Exactly reproduce each line of the listing that follows.
## Start Record list
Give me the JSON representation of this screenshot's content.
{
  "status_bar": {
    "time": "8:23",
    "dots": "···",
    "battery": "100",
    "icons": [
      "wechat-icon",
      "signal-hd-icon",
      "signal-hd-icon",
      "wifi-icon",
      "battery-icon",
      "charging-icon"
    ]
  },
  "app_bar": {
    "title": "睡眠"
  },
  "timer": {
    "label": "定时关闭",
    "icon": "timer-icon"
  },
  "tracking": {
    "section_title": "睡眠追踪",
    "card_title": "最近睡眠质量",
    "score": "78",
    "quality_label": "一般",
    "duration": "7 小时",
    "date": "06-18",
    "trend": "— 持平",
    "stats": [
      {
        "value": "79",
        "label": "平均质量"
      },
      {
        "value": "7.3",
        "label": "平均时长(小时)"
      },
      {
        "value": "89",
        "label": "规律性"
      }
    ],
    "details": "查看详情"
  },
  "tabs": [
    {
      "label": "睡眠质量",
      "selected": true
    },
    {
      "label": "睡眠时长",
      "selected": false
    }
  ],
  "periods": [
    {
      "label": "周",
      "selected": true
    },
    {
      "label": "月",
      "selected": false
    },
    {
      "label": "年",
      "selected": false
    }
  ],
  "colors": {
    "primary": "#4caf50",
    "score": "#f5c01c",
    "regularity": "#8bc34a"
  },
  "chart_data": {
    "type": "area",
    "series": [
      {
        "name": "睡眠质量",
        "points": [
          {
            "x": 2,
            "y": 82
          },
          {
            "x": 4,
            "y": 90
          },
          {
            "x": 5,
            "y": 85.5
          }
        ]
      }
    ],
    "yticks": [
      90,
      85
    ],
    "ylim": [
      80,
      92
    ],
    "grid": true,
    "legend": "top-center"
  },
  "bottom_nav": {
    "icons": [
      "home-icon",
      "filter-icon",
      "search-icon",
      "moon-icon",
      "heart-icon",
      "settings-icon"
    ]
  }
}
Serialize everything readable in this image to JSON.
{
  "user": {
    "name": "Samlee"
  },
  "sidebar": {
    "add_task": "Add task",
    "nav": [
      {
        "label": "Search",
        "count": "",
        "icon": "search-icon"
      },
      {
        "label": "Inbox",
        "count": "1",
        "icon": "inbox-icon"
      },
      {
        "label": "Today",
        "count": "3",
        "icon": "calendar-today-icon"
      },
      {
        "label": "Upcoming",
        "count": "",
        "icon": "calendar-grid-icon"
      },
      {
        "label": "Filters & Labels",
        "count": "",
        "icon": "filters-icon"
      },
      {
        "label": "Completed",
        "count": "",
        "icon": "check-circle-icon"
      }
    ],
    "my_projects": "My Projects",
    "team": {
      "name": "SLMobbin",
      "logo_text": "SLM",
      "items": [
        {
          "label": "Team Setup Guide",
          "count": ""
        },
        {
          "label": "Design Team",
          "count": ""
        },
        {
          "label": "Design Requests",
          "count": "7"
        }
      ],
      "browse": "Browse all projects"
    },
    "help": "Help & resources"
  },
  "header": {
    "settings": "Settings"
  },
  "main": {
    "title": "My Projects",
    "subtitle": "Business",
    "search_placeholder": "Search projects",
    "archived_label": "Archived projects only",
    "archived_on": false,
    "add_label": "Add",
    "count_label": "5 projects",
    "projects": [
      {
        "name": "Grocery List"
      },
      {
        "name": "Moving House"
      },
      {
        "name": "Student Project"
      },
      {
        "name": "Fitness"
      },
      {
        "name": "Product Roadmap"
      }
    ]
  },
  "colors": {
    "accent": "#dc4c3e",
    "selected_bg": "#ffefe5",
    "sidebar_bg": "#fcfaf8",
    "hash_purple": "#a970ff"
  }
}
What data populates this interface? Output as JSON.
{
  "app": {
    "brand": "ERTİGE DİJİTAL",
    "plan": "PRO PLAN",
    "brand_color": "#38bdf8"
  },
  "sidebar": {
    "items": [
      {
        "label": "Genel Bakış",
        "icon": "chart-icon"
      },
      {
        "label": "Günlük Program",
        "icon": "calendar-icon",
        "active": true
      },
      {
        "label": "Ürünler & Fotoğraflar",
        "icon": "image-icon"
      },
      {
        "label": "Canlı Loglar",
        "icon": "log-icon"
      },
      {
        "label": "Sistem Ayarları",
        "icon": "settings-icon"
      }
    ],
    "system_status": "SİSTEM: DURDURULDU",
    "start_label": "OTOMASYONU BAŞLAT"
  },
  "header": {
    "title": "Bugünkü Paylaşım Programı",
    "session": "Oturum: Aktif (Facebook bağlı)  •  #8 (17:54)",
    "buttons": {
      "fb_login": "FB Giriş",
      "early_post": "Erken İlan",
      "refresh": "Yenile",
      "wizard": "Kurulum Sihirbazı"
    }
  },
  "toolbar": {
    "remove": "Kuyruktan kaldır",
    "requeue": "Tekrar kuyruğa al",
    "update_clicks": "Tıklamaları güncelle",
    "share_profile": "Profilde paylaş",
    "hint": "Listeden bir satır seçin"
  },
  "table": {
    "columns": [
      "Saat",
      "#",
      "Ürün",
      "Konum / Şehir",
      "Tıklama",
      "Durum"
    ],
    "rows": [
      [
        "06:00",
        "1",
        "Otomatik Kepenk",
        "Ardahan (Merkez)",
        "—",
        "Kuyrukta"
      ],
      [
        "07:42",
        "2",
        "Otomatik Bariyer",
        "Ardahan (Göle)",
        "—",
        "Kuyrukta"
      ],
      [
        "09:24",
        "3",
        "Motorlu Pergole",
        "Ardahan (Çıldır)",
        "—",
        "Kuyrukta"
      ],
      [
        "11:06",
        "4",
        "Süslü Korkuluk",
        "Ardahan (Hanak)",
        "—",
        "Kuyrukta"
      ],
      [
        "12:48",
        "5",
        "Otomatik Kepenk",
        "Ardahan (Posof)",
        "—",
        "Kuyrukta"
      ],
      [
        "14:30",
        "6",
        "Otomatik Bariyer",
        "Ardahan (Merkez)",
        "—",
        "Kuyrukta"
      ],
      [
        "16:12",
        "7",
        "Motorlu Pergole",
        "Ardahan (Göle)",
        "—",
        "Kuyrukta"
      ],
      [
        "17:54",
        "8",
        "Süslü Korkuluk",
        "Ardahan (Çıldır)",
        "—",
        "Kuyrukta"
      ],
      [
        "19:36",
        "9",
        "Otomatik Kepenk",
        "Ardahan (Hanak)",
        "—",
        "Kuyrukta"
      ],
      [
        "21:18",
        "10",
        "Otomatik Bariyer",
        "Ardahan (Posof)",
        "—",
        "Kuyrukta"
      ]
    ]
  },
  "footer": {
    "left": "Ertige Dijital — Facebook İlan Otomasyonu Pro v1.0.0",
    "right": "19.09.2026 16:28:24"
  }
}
## End Record list
* _Expected output_:
Give me the JSON representation of this screenshot's content.
{
  "status_bar": {
    "time": "8:23",
    "dots": "···",
    "battery": "100",
    "icons": [
      "wechat-icon",
      "signal-hd-icon",
      "signal-hd-icon",
      "wifi-icon",
      "battery-icon",
      "charging-icon"
    ]
  },
  "app_bar": {
    "title": "睡眠"
  },
  "timer": {
    "label": "定时关闭",
    "icon": "timer-icon"
  },
  "tracking": {
    "section_title": "睡眠追踪",
    "card_title": "最近睡眠质量",
    "score": "78",
    "quality_label": "一般",
    "duration": "7 小时",
    "date": "06-18",
    "trend": "— 持平",
    "stats": [
      {
        "value": "79",
        "label": "平均质量"
      },
      {
        "value": "7.3",
        "label": "平均时长(小时)"
      },
      {
        "value": "89",
        "label": "规律性"
      }
    ],
    "details": "查看详情"
  },
  "tabs": [
    {
      "label": "睡眠质量",
      "selected": true
    },
    {
      "label": "睡眠时长",
      "selected": false
    }
  ],
  "periods": [
    {
      "label": "周",
      "selected": true
    },
    {
      "label": "月",
      "selected": false
    },
    {
      "label": "年",
      "selected": false
    }
  ],
  "colors": {
    "primary": "#4caf50",
    "score": "#f5c01c",
    "regularity": "#8bc34a"
  },
  "chart_data": {
    "type": "area",
    "series": [
      {
        "name": "睡眠质量",
        "points": [
          {
            "x": 2,
            "y": 82
          },
          {
            "x": 4,
            "y": 90
          },
          {
            "x": 5,
            "y": 85.5
          }
        ]
      }
    ],
    "yticks": [
      90,
      85
    ],
    "ylim": [
      80,
      92
    ],
    "grid": true,
    "legend": "top-center"
  },
  "bottom_nav": {
    "icons": [
      "home-icon",
      "filter-icon",
      "search-icon",
      "moon-icon",
      "heart-icon",
      "settings-icon"
    ]
  }
}
Serialize everything readable in this image to JSON.
{
  "user": {
    "name": "Samlee"
  },
  "sidebar": {
    "add_task": "Add task",
    "nav": [
      {
        "label": "Search",
        "count": "",
        "icon": "search-icon"
      },
      {
        "label": "Inbox",
        "count": "1",
        "icon": "inbox-icon"
      },
      {
        "label": "Today",
        "count": "3",
        "icon": "calendar-today-icon"
      },
      {
        "label": "Upcoming",
        "count": "",
        "icon": "calendar-grid-icon"
      },
      {
        "label": "Filters & Labels",
        "count": "",
        "icon": "filters-icon"
      },
      {
        "label": "Completed",
        "count": "",
        "icon": "check-circle-icon"
      }
    ],
    "my_projects": "My Projects",
    "team": {
      "name": "SLMobbin",
      "logo_text": "SLM",
      "items": [
        {
          "label": "Team Setup Guide",
          "count": ""
        },
        {
          "label": "Design Team",
          "count": ""
        },
        {
          "label": "Design Requests",
          "count": "7"
        }
      ],
      "browse": "Browse all projects"
    },
    "help": "Help & resources"
  },
  "header": {
    "settings": "Settings"
  },
  "main": {
    "title": "My Projects",
    "subtitle": "Business",
    "search_placeholder": "Search projects",
    "archived_label": "Archived projects only",
    "archived_on": false,
    "add_label": "Add",
    "count_label": "5 projects",
    "projects": [
      {
        "name": "Grocery List"
      },
      {
        "name": "Moving House"
      },
      {
        "name": "Student Project"
      },
      {
        "name": "Fitness"
      },
      {
        "name": "Product Roadmap"
      }
    ]
  },
  "colors": {
    "accent": "#dc4c3e",
    "selected_bg": "#ffefe5",
    "sidebar_bg": "#fcfaf8",
    "hash_purple": "#a970ff"
  }
}
What data populates this interface? Output as JSON.
{
  "app": {
    "brand": "ERTİGE DİJİTAL",
    "plan": "PRO PLAN",
    "brand_color": "#38bdf8"
  },
  "sidebar": {
    "items": [
      {
        "label": "Genel Bakış",
        "icon": "chart-icon"
      },
      {
        "label": "Günlük Program",
        "icon": "calendar-icon",
        "active": true
      },
      {
        "label": "Ürünler & Fotoğraflar",
        "icon": "image-icon"
      },
      {
        "label": "Canlı Loglar",
        "icon": "log-icon"
      },
      {
        "label": "Sistem Ayarları",
        "icon": "settings-icon"
      }
    ],
    "system_status": "SİSTEM: DURDURULDU",
    "start_label": "OTOMASYONU BAŞLAT"
  },
  "header": {
    "title": "Bugünkü Paylaşım Programı",
    "session": "Oturum: Aktif (Facebook bağlı)  •  #8 (17:54)",
    "buttons": {
      "fb_login": "FB Giriş",
      "early_post": "Erken İlan",
      "refresh": "Yenile",
      "wizard": "Kurulum Sihirbazı"
    }
  },
  "toolbar": {
    "remove": "Kuyruktan kaldır",
    "requeue": "Tekrar kuyruğa al",
    "update_clicks": "Tıklamaları güncelle",
    "share_profile": "Profilde paylaş",
    "hint": "Listeden bir satır seçin"
  },
  "table": {
    "columns": [
      "Saat",
      "#",
      "Ürün",
      "Konum / Şehir",
      "Tıklama",
      "Durum"
    ],
    "rows": [
      [
        "06:00",
        "1",
        "Otomatik Kepenk",
        "Ardahan (Merkez)",
        "—",
        "Kuyrukta"
      ],
      [
        "07:42",
        "2",
        "Otomatik Bariyer",
        "Ardahan (Göle)",
        "—",
        "Kuyrukta"
      ],
      [
        "09:24",
        "3",
        "Motorlu Pergole",
        "Ardahan (Çıldır)",
        "—",
        "Kuyrukta"
      ],
      [
        "11:06",
        "4",
        "Süslü Korkuluk",
        "Ardahan (Hanak)",
        "—",
        "Kuyrukta"
      ],
      [
        "12:48",
        "5",
        "Otomatik Kepenk",
        "Ardahan (Posof)",
        "—",
        "Kuyrukta"
      ],
      [
        "14:30",
        "6",
        "Otomatik Bariyer",
        "Ardahan (Merkez)",
        "—",
        "Kuyrukta"
      ],
      [
        "16:12",
        "7",
        "Motorlu Pergole",
        "Ardahan (Göle)",
        "—",
        "Kuyrukta"
      ],
      [
        "17:54",
        "8",
        "Süslü Korkuluk",
        "Ardahan (Çıldır)",
        "—",
        "Kuyrukta"
      ],
      [
        "19:36",
        "9",
        "Otomatik Kepenk",
        "Ardahan (Hanak)",
        "—",
        "Kuyrukta"
      ],
      [
        "21:18",
        "10",
        "Otomatik Bariyer",
        "Ardahan (Posof)",
        "—",
        "Kuyrukta"
      ]
    ]
  },
  "footer": {
    "left": "Ertige Dijital — Facebook İlan Otomasyonu Pro v1.0.0",
    "right": "19.09.2026 16:28:24"
  }
}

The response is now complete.